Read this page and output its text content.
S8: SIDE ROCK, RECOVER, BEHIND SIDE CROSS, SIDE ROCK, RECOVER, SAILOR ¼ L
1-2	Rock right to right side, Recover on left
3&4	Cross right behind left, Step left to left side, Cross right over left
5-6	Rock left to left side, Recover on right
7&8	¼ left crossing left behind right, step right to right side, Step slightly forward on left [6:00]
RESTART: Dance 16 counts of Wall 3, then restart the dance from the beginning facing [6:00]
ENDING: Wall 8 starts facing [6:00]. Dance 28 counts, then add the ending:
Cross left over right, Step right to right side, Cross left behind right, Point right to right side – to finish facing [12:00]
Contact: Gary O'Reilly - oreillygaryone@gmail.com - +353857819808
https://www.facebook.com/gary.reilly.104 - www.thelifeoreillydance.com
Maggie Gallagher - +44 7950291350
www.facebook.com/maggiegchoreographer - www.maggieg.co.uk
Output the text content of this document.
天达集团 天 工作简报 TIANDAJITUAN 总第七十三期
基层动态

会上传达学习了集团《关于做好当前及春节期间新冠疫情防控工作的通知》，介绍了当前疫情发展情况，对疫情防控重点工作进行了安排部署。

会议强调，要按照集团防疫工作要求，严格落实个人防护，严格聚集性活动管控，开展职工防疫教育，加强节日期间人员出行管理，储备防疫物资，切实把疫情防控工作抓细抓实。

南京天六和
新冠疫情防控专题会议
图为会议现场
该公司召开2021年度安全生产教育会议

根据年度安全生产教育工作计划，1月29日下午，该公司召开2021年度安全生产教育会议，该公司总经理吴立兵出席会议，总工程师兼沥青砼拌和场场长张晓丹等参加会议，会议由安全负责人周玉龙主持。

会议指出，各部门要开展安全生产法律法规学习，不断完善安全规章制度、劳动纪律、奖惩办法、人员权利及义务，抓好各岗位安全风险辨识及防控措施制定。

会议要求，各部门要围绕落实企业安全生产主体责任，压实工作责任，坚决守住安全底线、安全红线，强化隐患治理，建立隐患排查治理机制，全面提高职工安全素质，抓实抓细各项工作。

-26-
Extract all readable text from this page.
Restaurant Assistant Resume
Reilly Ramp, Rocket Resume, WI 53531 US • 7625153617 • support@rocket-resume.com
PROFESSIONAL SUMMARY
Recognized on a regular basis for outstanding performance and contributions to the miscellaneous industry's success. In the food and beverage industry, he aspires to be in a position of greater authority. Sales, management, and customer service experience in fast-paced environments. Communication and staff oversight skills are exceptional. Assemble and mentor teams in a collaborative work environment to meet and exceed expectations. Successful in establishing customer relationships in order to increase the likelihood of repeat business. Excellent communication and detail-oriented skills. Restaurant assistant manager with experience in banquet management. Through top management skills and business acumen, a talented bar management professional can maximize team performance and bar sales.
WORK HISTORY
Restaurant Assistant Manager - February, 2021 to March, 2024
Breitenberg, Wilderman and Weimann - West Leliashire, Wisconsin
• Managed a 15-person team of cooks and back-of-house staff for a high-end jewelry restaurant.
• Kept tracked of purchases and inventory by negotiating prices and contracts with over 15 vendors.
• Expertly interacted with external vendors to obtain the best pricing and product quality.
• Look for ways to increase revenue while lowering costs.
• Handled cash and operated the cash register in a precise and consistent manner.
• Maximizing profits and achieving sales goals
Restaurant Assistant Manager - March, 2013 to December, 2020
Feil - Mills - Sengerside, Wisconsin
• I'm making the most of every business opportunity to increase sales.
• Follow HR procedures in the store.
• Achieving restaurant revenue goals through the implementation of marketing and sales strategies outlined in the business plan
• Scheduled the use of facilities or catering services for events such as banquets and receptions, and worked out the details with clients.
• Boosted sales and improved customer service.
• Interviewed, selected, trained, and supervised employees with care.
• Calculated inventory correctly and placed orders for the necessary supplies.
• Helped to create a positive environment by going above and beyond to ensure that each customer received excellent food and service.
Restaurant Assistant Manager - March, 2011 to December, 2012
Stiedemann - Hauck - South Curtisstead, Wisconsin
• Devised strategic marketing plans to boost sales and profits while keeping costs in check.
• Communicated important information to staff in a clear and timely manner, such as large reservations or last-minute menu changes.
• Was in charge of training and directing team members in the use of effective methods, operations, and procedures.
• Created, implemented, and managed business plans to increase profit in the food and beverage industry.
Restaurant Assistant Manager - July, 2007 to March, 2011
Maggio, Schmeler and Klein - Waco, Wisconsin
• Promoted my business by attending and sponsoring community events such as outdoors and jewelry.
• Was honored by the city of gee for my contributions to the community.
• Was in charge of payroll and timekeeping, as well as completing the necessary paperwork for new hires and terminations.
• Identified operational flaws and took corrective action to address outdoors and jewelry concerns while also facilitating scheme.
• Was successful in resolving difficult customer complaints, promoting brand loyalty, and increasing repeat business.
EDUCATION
_ _ _ _ _ _ _
__Required task__.
Reproduce the complete data exactly as presented above.

__Answer__.
Read this page and output its text content.
S8: SIDE ROCK, RECOVER, BEHIND SIDE CROSS, SIDE ROCK, RECOVER, SAILOR ¼ L
1-2	Rock right to right side, Recover on left
3&4	Cross right behind left, Step left to left side, Cross right over left
5-6	Rock left to left side, Recover on right
7&8	¼ left crossing left behind right, step right to right side, Step slightly forward on left [6:00]
RESTART: Dance 16 counts of Wall 3, then restart the dance from the beginning facing [6:00]
ENDING: Wall 8 starts facing [6:00]. Dance 28 counts, then add the ending:
Cross left over right, Step right to right side, Cross left behind right, Point right to right side – to finish facing [12:00]
Contact: Gary O'Reilly - oreillygaryone@gmail.com - +353857819808
https://www.facebook.com/gary.reilly.104 - www.thelifeoreillydance.com
Maggie Gallagher - +44 7950291350
www.facebook.com/maggiegchoreographer - www.maggieg.co.uk
Output the text content of this document.
天达集团 天 工作简报 TIANDAJITUAN 总第七十三期
基层动态

会上传达学习了集团《关于做好当前及春节期间新冠疫情防控工作的通知》，介绍了当前疫情发展情况，对疫情防控重点工作进行了安排部署。

会议强调，要按照集团防疫工作要求，严格落实个人防护，严格聚集性活动管控，开展职工防疫教育，加强节日期间人员出行管理，储备防疫物资，切实把疫情防控工作抓细抓实。

南京天六和
新冠疫情防控专题会议
图为会议现场
该公司召开2021年度安全生产教育会议

根据年度安全生产教育工作计划，1月29日下午，该公司召开2021年度安全生产教育会议，该公司总经理吴立兵出席会议，总工程师兼沥青砼拌和场场长张晓丹等参加会议，会议由安全负责人周玉龙主持。

会议指出，各部门要开展安全生产法律法规学习，不断完善安全规章制度、劳动纪律、奖惩办法、人员权利及义务，抓好各岗位安全风险辨识及防控措施制定。

会议要求，各部门要围绕落实企业安全生产主体责任，压实工作责任，坚决守住安全底线、安全红线，强化隐患治理，建立隐患排查治理机制，全面提高职工安全素质，抓实抓细各项工作。

-26-
Extract all readable text from this page.
Restaurant Assistant Resume
Reilly Ramp, Rocket Resume, WI 53531 US • 7625153617 • support@rocket-resume.com
PROFESSIONAL SUMMARY
Recognized on a regular basis for outstanding performance and contributions to the miscellaneous industry's success. In the food and beverage industry, he aspires to be in a position of greater authority. Sales, management, and customer service experience in fast-paced environments. Communication and staff oversight skills are exceptional. Assemble and mentor teams in a collaborative work environment to meet and exceed expectations. Successful in establishing customer relationships in order to increase the likelihood of repeat business. Excellent communication and detail-oriented skills. Restaurant assistant manager with experience in banquet management. Through top management skills and business acumen, a talented bar management professional can maximize team performance and bar sales.
WORK HISTORY
Restaurant Assistant Manager - February, 2021 to March, 2024
Breitenberg, Wilderman and Weimann - West Leliashire, Wisconsin
• Managed a 15-person team of cooks and back-of-house staff for a high-end jewelry restaurant.
• Kept tracked of purchases and inventory by negotiating prices and contracts with over 15 vendors.
• Expertly interacted with external vendors to obtain the best pricing and product quality.
• Look for ways to increase revenue while lowering costs.
• Handled cash and operated the cash register in a precise and consistent manner.
• Maximizing profits and achieving sales goals
Restaurant Assistant Manager - March, 2013 to December, 2020
Feil - Mills - Sengerside, Wisconsin
• I'm making the most of every business opportunity to increase sales.
• Follow HR procedures in the store.
• Achieving restaurant revenue goals through the implementation of marketing and sales strategies outlined in the business plan
• Scheduled the use of facilities or catering services for events such as banquets and receptions, and worked out the details with clients.
• Boosted sales and improved customer service.
• Interviewed, selected, trained, and supervised employees with care.
• Calculated inventory correctly and placed orders for the necessary supplies.
• Helped to create a positive environment by going above and beyond to ensure that each customer received excellent food and service.
Restaurant Assistant Manager - March, 2011 to December, 2012
Stiedemann - Hauck - South Curtisstead, Wisconsin
• Devised strategic marketing plans to boost sales and profits while keeping costs in check.
• Communicated important information to staff in a clear and timely manner, such as large reservations or last-minute menu changes.
• Was in charge of training and directing team members in the use of effective methods, operations, and procedures.
• Created, implemented, and managed business plans to increase profit in the food and beverage industry.
Restaurant Assistant Manager - July, 2007 to March, 2011
Maggio, Schmeler and Klein - Waco, Wisconsin
• Promoted my business by attending and sponsoring community events such as outdoors and jewelry.
• Was honored by the city of gee for my contributions to the community.
• Was in charge of payroll and timekeeping, as well as completing the necessary paperwork for new hires and terminations.
• Identified operational flaws and took corrective action to address outdoors and jewelry concerns while also facilitating scheme.
• Was successful in resolving difficult customer complaints, promoting brand loyalty, and increasing repeat business.
EDUCATION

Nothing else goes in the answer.